» What you should do
Copy whichever lines contain the string "ylabel".

» Supplied records
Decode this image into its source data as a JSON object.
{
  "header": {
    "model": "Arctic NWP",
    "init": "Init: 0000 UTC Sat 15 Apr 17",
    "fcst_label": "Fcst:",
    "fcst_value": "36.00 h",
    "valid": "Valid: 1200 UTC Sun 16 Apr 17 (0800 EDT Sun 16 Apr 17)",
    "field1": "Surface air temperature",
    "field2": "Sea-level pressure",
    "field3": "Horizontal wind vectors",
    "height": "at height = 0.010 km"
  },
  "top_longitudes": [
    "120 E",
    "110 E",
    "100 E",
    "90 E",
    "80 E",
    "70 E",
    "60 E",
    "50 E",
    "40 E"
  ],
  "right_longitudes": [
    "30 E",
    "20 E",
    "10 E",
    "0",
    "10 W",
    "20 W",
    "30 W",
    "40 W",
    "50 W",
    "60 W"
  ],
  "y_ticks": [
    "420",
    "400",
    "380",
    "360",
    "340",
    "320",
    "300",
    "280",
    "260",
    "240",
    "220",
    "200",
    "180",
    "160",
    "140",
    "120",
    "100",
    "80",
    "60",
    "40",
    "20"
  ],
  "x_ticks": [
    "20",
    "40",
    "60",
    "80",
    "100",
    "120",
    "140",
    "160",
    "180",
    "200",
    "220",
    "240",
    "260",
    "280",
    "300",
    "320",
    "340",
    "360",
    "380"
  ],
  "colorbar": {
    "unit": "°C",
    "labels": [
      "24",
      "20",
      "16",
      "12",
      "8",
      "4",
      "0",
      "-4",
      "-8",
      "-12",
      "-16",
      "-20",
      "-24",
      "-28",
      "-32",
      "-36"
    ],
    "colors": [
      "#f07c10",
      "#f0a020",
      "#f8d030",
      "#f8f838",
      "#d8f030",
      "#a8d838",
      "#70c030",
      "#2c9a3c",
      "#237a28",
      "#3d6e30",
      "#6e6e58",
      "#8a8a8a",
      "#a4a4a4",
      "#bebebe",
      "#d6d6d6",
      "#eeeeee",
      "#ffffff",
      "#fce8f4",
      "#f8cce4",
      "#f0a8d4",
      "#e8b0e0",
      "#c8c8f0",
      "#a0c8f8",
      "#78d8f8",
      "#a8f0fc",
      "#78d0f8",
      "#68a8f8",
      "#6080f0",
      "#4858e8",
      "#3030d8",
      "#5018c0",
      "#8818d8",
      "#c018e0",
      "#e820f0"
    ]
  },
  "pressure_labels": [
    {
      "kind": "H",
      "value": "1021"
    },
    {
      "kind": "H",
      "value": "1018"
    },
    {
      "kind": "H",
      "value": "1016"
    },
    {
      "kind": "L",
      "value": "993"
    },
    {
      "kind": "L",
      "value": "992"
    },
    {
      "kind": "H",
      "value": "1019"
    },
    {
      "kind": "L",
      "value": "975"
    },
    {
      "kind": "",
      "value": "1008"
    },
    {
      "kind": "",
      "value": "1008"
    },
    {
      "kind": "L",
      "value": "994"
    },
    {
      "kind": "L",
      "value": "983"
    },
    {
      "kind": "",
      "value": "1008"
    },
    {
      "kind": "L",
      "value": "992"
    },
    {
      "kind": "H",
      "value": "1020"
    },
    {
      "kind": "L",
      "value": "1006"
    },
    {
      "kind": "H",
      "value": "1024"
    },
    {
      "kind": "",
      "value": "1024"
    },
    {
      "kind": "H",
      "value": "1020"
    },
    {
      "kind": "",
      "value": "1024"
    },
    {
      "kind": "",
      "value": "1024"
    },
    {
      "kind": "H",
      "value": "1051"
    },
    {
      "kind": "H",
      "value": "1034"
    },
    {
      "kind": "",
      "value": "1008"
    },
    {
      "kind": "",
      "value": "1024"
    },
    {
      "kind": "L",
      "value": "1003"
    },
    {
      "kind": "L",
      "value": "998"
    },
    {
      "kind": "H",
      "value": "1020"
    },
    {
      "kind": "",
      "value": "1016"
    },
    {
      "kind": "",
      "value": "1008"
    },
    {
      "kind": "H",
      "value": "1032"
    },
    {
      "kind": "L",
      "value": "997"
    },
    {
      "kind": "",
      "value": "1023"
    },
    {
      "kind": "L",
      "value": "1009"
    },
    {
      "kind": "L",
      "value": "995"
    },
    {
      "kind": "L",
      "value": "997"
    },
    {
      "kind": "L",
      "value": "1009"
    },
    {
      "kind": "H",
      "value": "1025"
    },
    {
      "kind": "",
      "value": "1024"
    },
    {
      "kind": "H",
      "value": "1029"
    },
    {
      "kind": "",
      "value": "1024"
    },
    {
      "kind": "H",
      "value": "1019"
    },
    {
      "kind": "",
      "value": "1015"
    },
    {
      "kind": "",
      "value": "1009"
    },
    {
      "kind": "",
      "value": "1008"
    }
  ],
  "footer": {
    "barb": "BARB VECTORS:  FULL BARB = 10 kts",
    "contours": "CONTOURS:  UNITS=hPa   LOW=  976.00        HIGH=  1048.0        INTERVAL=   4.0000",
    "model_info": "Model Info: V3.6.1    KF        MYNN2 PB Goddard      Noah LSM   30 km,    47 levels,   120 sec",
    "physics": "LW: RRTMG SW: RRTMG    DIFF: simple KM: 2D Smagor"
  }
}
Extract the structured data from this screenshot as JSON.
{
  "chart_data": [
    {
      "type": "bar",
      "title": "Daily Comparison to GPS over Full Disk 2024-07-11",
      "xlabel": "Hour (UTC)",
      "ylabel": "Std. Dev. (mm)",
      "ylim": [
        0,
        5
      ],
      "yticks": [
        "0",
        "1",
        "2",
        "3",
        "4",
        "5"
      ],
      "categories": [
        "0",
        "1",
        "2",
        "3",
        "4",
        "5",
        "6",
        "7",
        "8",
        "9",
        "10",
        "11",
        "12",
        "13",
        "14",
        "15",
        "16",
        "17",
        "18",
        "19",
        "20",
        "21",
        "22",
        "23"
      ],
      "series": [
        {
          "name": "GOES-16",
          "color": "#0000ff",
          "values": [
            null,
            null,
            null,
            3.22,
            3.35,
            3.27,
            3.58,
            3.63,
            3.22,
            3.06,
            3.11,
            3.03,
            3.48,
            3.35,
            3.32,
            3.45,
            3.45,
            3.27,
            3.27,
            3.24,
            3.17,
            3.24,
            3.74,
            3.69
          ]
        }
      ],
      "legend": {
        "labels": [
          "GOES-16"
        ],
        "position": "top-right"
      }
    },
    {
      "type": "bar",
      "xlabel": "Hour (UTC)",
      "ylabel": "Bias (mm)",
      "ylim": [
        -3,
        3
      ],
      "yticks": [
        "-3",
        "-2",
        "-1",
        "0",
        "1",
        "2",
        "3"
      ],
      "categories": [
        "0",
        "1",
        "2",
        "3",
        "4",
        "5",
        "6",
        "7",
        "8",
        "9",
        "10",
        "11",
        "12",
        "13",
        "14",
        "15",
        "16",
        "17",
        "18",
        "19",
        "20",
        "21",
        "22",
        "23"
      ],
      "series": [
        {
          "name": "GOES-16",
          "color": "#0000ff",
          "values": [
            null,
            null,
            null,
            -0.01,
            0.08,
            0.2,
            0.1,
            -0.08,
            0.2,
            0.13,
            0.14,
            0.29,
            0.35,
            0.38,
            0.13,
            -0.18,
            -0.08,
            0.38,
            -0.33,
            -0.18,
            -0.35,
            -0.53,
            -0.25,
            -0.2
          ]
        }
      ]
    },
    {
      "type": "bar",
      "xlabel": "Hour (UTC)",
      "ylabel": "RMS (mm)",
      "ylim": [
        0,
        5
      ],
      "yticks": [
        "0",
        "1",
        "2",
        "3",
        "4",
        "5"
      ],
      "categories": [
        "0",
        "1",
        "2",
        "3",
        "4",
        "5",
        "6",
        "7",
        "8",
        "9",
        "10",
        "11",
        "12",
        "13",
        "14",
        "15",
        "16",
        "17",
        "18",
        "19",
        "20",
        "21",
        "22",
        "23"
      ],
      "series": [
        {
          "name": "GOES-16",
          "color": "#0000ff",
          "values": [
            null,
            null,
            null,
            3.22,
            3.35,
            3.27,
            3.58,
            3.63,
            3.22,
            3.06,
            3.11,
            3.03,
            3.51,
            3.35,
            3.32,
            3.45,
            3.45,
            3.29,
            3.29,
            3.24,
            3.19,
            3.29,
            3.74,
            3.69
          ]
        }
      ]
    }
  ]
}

» Result for this exercise
      "ylabel": "Std. Dev. (mm)",
      "ylabel": "Bias (mm)",
      "ylabel": "RMS (mm)",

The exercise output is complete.